• STATED EXERCISE:
Reproduce every one of the rows below without any changes, but leave out the pictures.

• DATA IN THIS EXERCISE:
— begin —

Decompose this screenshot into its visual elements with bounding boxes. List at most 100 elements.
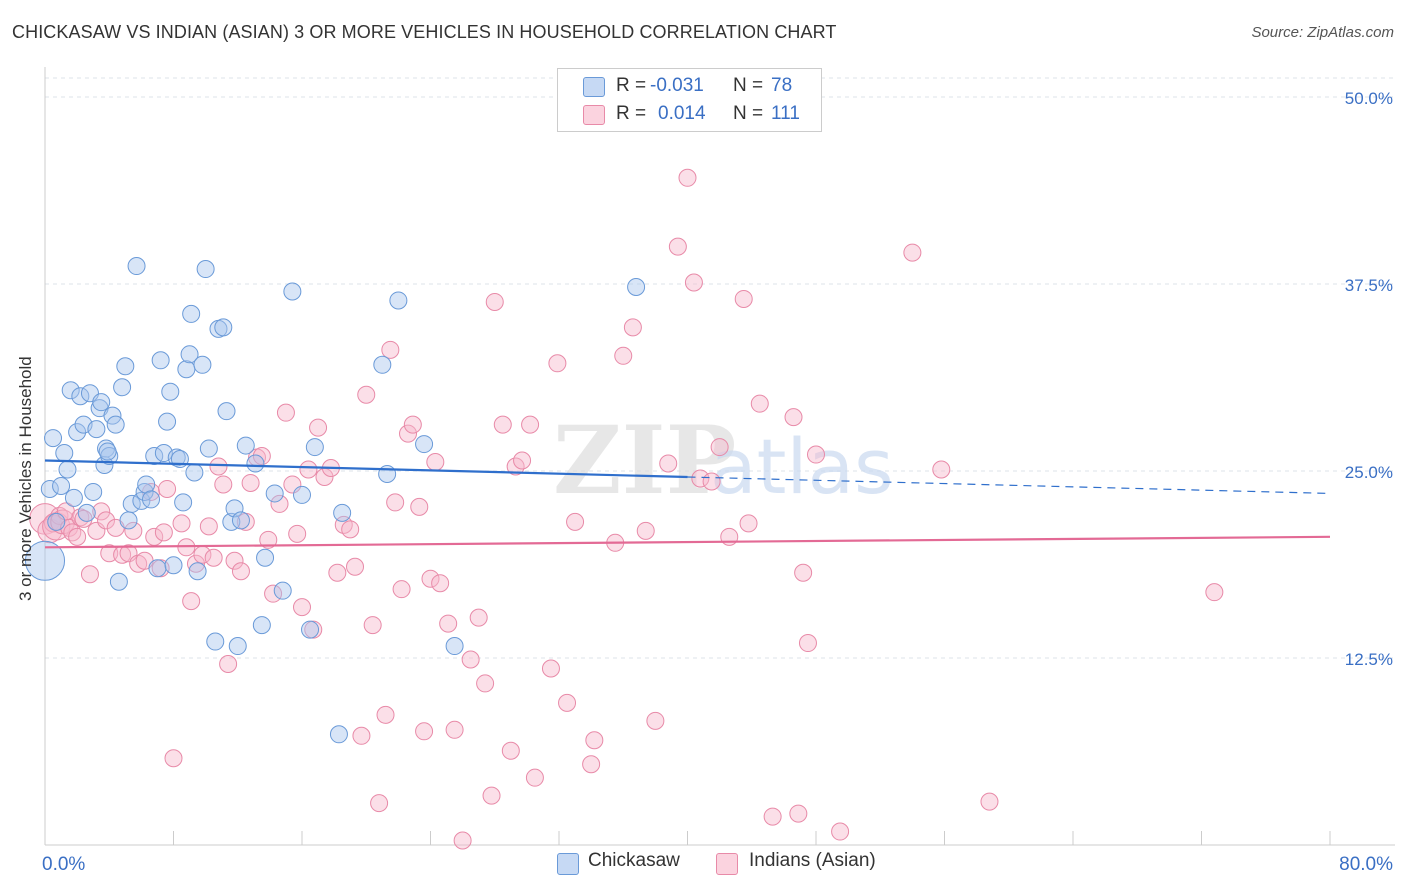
point-chickasaw <box>199 439 218 458</box>
point-indians <box>548 354 567 373</box>
point-indians <box>903 243 922 262</box>
point-indians <box>259 530 278 549</box>
point-indians <box>293 598 311 617</box>
point-indians <box>636 521 655 540</box>
legend-r-label: R = <box>616 103 647 124</box>
point-indians <box>186 554 205 573</box>
point-chickasaw <box>113 378 132 397</box>
point-indians <box>541 659 560 678</box>
point-indians <box>493 415 512 434</box>
point-chickasaw <box>40 479 59 498</box>
point-chickasaw <box>109 572 128 591</box>
legend-r-label: R = <box>616 75 647 96</box>
data-points <box>24 168 1224 850</box>
point-indians <box>363 616 382 635</box>
point-chickasaw <box>283 282 302 301</box>
point-chickasaw <box>64 488 83 507</box>
point-chickasaw <box>71 387 90 406</box>
point-chickasaw <box>177 360 196 379</box>
trend-line-chickasaw <box>44 459 688 479</box>
point-indians <box>71 508 90 527</box>
bottom-legend-swatch-chickasaw <box>557 853 579 875</box>
point-chickasaw <box>193 355 212 374</box>
point-indians <box>566 512 585 531</box>
point-indians <box>50 506 69 525</box>
point-indians <box>309 418 328 437</box>
point-indians <box>521 415 540 434</box>
point-chickasaw <box>236 436 255 455</box>
point-indians <box>1205 583 1224 602</box>
point-chickasaw <box>119 511 138 530</box>
point-indians <box>100 544 119 563</box>
point-indians <box>231 562 250 581</box>
point-chickasaw <box>161 382 180 401</box>
point-indians <box>646 711 665 730</box>
point-indians <box>346 557 365 576</box>
legend-r-value-indians: 0.014 <box>658 103 706 124</box>
watermark-atlas: atlas <box>710 422 894 511</box>
legend-r-value-chickasaw: -0.031 <box>650 75 704 96</box>
point-indians <box>421 569 440 588</box>
point-indians <box>980 792 999 811</box>
point-indians <box>784 408 803 427</box>
point-chickasaw <box>206 632 225 651</box>
point-indians <box>392 580 411 599</box>
point-indians <box>357 385 376 404</box>
legend-swatch-chickasaw <box>583 77 605 97</box>
point-indians <box>453 831 472 850</box>
point-chickasaw <box>122 494 141 513</box>
point-chickasaw <box>52 476 71 495</box>
axes <box>44 67 1395 846</box>
stats-legend: R = -0.031 N = 78 R = 0.014 N = 111 <box>557 68 822 132</box>
point-indians <box>558 693 577 712</box>
point-chickasaw <box>293 485 311 504</box>
legend-n-label: N = <box>733 103 764 124</box>
watermark-zip: ZIP <box>553 406 736 516</box>
point-indians <box>370 794 389 813</box>
point-chickasaw <box>231 511 250 530</box>
point-indians <box>68 527 87 546</box>
point-indians <box>164 749 183 768</box>
y-tick-label: 12.5% <box>1345 650 1393 669</box>
point-indians <box>482 786 501 805</box>
point-indians <box>381 340 400 359</box>
chart-title: CHICKASAW VS INDIAN (ASIAN) 3 OR MORE VE… <box>12 22 837 42</box>
point-indians <box>445 720 464 739</box>
point-indians <box>831 822 850 841</box>
point-chickasaw <box>47 512 66 531</box>
point-chickasaw <box>228 637 247 656</box>
point-chickasaw <box>58 460 77 479</box>
point-indians <box>376 705 395 724</box>
y-tick-label: 50.0% <box>1345 89 1393 108</box>
y-tick-label: 25.0% <box>1345 463 1393 482</box>
point-chickasaw <box>151 351 170 370</box>
point-indians <box>124 521 143 540</box>
y-tick-label: 37.5% <box>1345 276 1393 295</box>
point-chickasaw <box>135 482 154 501</box>
point-chickasaw <box>389 291 408 310</box>
point-indians <box>241 473 260 492</box>
point-chickasaw <box>148 559 167 578</box>
point-chickasaw <box>68 423 87 442</box>
point-indians <box>763 807 782 826</box>
point-chickasaw <box>627 277 646 296</box>
point-chickasaw <box>92 393 111 412</box>
point-indians <box>199 517 218 536</box>
point-indians <box>623 318 642 337</box>
point-chickasaw <box>333 503 352 522</box>
point-indians <box>341 520 360 539</box>
point-indians <box>80 565 99 584</box>
point-indians <box>214 475 233 494</box>
point-indians <box>252 447 271 466</box>
legend-n-label: N = <box>733 75 764 96</box>
tick-labels: 12.5% 25.0% 37.5% 50.0% 0.0% 80.0% <box>42 89 1393 875</box>
point-indians <box>92 502 111 521</box>
point-indians <box>182 592 201 611</box>
legend-row-indians: R = 0.014 N = 111 <box>558 101 821 129</box>
point-indians <box>585 731 604 750</box>
point-chickasaw <box>137 475 156 494</box>
point-indians <box>461 650 480 669</box>
x-tick-label-min: 0.0% <box>42 854 85 875</box>
bottom-legend-label-chickasaw: Chickasaw <box>588 850 680 871</box>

— end —

• ANSWER IN FULL:
Decompose this screenshot into its visual elements with bounding boxes. List at most 100 elements.
point-chickasaw <box>199 439 218 458</box>
point-indians <box>548 354 567 373</box>
point-indians <box>903 243 922 262</box>
point-indians <box>259 530 278 549</box>
point-indians <box>293 598 311 617</box>
point-indians <box>636 521 655 540</box>
legend-r-label: R = <box>616 103 647 124</box>
point-indians <box>186 554 205 573</box>
point-chickasaw <box>113 378 132 397</box>
point-indians <box>541 659 560 678</box>
point-indians <box>493 415 512 434</box>
point-chickasaw <box>40 479 59 498</box>
point-chickasaw <box>109 572 128 591</box>
legend-r-label: R = <box>616 75 647 96</box>
data-points <box>24 168 1224 850</box>
point-indians <box>363 616 382 635</box>
point-chickasaw <box>283 282 302 301</box>
point-chickasaw <box>64 488 83 507</box>
point-chickasaw <box>71 387 90 406</box>
point-chickasaw <box>177 360 196 379</box>
trend-line-chickasaw <box>44 459 688 479</box>
point-indians <box>71 508 90 527</box>
bottom-legend-swatch-chickasaw <box>557 853 579 875</box>
point-chickasaw <box>193 355 212 374</box>
point-indians <box>566 512 585 531</box>
point-indians <box>50 506 69 525</box>
point-indians <box>309 418 328 437</box>
point-indians <box>521 415 540 434</box>
point-chickasaw <box>236 436 255 455</box>
point-indians <box>1205 583 1224 602</box>
point-chickasaw <box>119 511 138 530</box>
point-indians <box>100 544 119 563</box>
point-indians <box>231 562 250 581</box>
point-chickasaw <box>161 382 180 401</box>
point-indians <box>646 711 665 730</box>
point-indians <box>346 557 365 576</box>
legend-r-value-indians: 0.014 <box>658 103 706 124</box>
watermark-atlas: atlas <box>710 422 894 511</box>
legend-r-value-chickasaw: -0.031 <box>650 75 704 96</box>
point-indians <box>421 569 440 588</box>
point-indians <box>980 792 999 811</box>
point-indians <box>784 408 803 427</box>
point-chickasaw <box>206 632 225 651</box>
point-indians <box>392 580 411 599</box>
point-indians <box>357 385 376 404</box>
legend-swatch-chickasaw <box>583 77 605 97</box>
point-indians <box>453 831 472 850</box>
point-chickasaw <box>122 494 141 513</box>
point-chickasaw <box>52 476 71 495</box>
axes <box>44 67 1395 846</box>
stats-legend: R = -0.031 N = 78 R = 0.014 N = 111 <box>557 68 822 132</box>
point-indians <box>558 693 577 712</box>
point-chickasaw <box>293 485 311 504</box>
legend-n-label: N = <box>733 103 764 124</box>
watermark-zip: ZIP <box>553 406 736 516</box>
point-indians <box>370 794 389 813</box>
point-chickasaw <box>231 511 250 530</box>
point-indians <box>68 527 87 546</box>
point-indians <box>164 749 183 768</box>
y-tick-label: 12.5% <box>1345 650 1393 669</box>
point-indians <box>482 786 501 805</box>
point-indians <box>381 340 400 359</box>
chart-title: CHICKASAW VS INDIAN (ASIAN) 3 OR MORE VE… <box>12 22 837 42</box>
point-indians <box>445 720 464 739</box>
point-indians <box>831 822 850 841</box>
point-chickasaw <box>47 512 66 531</box>
point-chickasaw <box>228 637 247 656</box>
point-chickasaw <box>58 460 77 479</box>
point-indians <box>376 705 395 724</box>
y-tick-label: 50.0% <box>1345 89 1393 108</box>
y-tick-label: 25.0% <box>1345 463 1393 482</box>
point-chickasaw <box>151 351 170 370</box>
point-indians <box>124 521 143 540</box>
y-tick-label: 37.5% <box>1345 276 1393 295</box>
point-chickasaw <box>135 482 154 501</box>
point-chickasaw <box>389 291 408 310</box>
point-indians <box>241 473 260 492</box>
point-chickasaw <box>148 559 167 578</box>
point-chickasaw <box>68 423 87 442</box>
point-indians <box>763 807 782 826</box>
point-chickasaw <box>627 277 646 296</box>
point-chickasaw <box>92 393 111 412</box>
point-indians <box>199 517 218 536</box>
point-indians <box>623 318 642 337</box>
point-chickasaw <box>333 503 352 522</box>
point-indians <box>341 520 360 539</box>
point-indians <box>80 565 99 584</box>
point-indians <box>214 475 233 494</box>
point-indians <box>252 447 271 466</box>
legend-n-label: N = <box>733 75 764 96</box>
tick-labels: 12.5% 25.0% 37.5% 50.0% 0.0% 80.0% <box>42 89 1393 875</box>
point-indians <box>92 502 111 521</box>
point-indians <box>182 592 201 611</box>
legend-row-indians: R = 0.014 N = 111 <box>558 101 821 129</box>
point-indians <box>585 731 604 750</box>
point-chickasaw <box>137 475 156 494</box>
point-indians <box>461 650 480 669</box>
x-tick-label-min: 0.0% <box>42 854 85 875</box>
bottom-legend-label-chickasaw: Chickasaw <box>588 850 680 871</box>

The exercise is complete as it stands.